▶ [SUPPLIED DATA]:
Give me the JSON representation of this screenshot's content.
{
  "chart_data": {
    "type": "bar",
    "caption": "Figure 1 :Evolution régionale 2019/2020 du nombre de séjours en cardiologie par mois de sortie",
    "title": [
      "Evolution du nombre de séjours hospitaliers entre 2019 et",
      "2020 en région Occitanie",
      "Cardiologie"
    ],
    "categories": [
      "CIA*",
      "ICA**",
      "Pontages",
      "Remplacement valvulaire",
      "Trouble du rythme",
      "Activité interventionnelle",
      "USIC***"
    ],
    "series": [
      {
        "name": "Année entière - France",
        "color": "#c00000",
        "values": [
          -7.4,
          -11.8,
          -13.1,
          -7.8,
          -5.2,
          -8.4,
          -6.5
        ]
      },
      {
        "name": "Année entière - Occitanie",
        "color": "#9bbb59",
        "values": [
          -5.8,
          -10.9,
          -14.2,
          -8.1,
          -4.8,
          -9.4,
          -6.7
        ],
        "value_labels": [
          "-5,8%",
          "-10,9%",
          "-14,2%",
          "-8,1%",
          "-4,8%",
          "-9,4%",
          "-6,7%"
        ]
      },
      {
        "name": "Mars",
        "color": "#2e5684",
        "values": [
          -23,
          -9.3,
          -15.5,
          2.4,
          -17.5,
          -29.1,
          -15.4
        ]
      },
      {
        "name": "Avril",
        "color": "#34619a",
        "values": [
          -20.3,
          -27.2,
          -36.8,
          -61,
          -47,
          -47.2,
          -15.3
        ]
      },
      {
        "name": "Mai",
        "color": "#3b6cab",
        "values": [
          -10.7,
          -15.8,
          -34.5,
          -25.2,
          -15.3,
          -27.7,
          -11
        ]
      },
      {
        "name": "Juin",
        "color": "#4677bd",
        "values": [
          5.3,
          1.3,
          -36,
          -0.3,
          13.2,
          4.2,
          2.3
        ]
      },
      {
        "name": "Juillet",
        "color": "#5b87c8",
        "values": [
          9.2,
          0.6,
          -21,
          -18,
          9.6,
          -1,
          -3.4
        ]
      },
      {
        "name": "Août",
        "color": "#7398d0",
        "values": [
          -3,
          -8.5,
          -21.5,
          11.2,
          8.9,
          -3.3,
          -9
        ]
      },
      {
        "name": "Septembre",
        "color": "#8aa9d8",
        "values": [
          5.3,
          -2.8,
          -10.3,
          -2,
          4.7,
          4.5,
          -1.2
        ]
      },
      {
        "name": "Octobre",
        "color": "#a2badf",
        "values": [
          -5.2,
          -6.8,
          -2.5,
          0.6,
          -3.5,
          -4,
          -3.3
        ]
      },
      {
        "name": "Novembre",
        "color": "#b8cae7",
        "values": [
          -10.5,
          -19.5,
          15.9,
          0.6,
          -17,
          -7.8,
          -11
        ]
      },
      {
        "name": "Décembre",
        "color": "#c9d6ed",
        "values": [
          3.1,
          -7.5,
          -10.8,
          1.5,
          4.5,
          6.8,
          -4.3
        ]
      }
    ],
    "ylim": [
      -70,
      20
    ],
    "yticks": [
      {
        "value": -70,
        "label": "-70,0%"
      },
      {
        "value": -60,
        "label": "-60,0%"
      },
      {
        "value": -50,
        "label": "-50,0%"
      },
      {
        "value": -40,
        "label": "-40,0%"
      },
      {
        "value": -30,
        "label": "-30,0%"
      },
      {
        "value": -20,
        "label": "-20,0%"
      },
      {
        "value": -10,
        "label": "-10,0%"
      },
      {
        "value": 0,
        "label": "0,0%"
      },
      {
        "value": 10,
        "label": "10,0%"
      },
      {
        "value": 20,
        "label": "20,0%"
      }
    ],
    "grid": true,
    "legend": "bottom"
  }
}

▶ [EXERCISE BRIEF]: Every record above needs to be repeated word for word.

▶ [TASK SOLUTION]:
Give me the JSON representation of this screenshot's content.
{
  "chart_data": {
    "type": "bar",
    "caption": "Figure 1 :Evolution régionale 2019/2020 du nombre de séjours en cardiologie par mois de sortie",
    "title": [
      "Evolution du nombre de séjours hospitaliers entre 2019 et",
      "2020 en région Occitanie",
      "Cardiologie"
    ],
    "categories": [
      "CIA*",
      "ICA**",
      "Pontages",
      "Remplacement valvulaire",
      "Trouble du rythme",
      "Activité interventionnelle",
      "USIC***"
    ],
    "series": [
      {
        "name": "Année entière - France",
        "color": "#c00000",
        "values": [
          -7.4,
          -11.8,
          -13.1,
          -7.8,
          -5.2,
          -8.4,
          -6.5
        ]
      },
      {
        "name": "Année entière - Occitanie",
        "color": "#9bbb59",
        "values": [
          -5.8,
          -10.9,
          -14.2,
          -8.1,
          -4.8,
          -9.4,
          -6.7
        ],
        "value_labels": [
          "-5,8%",
          "-10,9%",
          "-14,2%",
          "-8,1%",
          "-4,8%",
          "-9,4%",
          "-6,7%"
        ]
      },
      {
        "name": "Mars",
        "color": "#2e5684",
        "values": [
          -23,
          -9.3,
          -15.5,
          2.4,
          -17.5,
          -29.1,
          -15.4
        ]
      },
      {
        "name": "Avril",
        "color": "#34619a",
        "values": [
          -20.3,
          -27.2,
          -36.8,
          -61,
          -47,
          -47.2,
          -15.3
        ]
      },
      {
        "name": "Mai",
        "color": "#3b6cab",
        "values": [
          -10.7,
          -15.8,
          -34.5,
          -25.2,
          -15.3,
          -27.7,
          -11
        ]
      },
      {
        "name": "Juin",
        "color": "#4677bd",
        "values": [
          5.3,
          1.3,
          -36,
          -0.3,
          13.2,
          4.2,
          2.3
        ]
      },
      {
        "name": "Juillet",
        "color": "#5b87c8",
        "values": [
          9.2,
          0.6,
          -21,
          -18,
          9.6,
          -1,
          -3.4
        ]
      },
      {
        "name": "Août",
        "color": "#7398d0",
        "values": [
          -3,
          -8.5,
          -21.5,
          11.2,
          8.9,
          -3.3,
          -9
        ]
      },
      {
        "name": "Septembre",
        "color": "#8aa9d8",
        "values": [
          5.3,
          -2.8,
          -10.3,
          -2,
          4.7,
          4.5,
          -1.2
        ]
      },
      {
        "name": "Octobre",
        "color": "#a2badf",
        "values": [
          -5.2,
          -6.8,
          -2.5,
          0.6,
          -3.5,
          -4,
          -3.3
        ]
      },
      {
        "name": "Novembre",
        "color": "#b8cae7",
        "values": [
          -10.5,
          -19.5,
          15.9,
          0.6,
          -17,
          -7.8,
          -11
        ]
      },
      {
        "name": "Décembre",
        "color": "#c9d6ed",
        "values": [
          3.1,
          -7.5,
          -10.8,
          1.5,
          4.5,
          6.8,
          -4.3
        ]
      }
    ],
    "ylim": [
      -70,
      20
    ],
    "yticks": [
      {
        "value": -70,
        "label": "-70,0%"
      },
      {
        "value": -60,
        "label": "-60,0%"
      },
      {
        "value": -50,
        "label": "-50,0%"
      },
      {
        "value": -40,
        "label": "-40,0%"
      },
      {
        "value": -30,
        "label": "-30,0%"
      },
      {
        "value": -20,
        "label": "-20,0%"
      },
      {
        "value": -10,
        "label": "-10,0%"
      },
      {
        "value": 0,
        "label": "0,0%"
      },
      {
        "value": 10,
        "label": "10,0%"
      },
      {
        "value": 20,
        "label": "20,0%"
      }
    ],
    "grid": true,
    "legend": "bottom"
  }
}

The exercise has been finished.